STATED GOAL: Give the number of lines in the data that hold the word "reports", and nothing else.

DATASET:

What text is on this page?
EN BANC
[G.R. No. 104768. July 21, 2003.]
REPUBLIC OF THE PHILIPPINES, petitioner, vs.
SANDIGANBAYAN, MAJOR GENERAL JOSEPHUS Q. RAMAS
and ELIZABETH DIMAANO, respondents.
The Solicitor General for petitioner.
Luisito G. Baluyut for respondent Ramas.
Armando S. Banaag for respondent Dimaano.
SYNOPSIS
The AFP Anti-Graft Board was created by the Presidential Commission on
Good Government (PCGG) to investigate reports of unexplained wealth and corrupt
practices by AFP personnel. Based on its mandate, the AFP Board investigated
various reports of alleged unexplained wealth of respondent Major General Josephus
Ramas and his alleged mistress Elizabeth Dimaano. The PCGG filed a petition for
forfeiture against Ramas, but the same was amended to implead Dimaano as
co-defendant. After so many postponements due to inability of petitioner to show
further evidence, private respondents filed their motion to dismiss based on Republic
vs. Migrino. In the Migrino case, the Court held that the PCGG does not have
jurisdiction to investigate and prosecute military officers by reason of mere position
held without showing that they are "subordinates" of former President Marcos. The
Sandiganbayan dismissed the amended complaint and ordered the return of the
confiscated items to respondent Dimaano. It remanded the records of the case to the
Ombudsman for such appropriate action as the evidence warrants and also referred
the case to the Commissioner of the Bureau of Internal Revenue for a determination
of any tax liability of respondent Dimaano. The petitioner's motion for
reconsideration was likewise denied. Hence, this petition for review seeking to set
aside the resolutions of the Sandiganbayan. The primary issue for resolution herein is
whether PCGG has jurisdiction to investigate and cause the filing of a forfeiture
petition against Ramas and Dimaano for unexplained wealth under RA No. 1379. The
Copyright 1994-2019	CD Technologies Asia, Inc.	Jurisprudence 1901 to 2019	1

OUTPUT BELOW: 2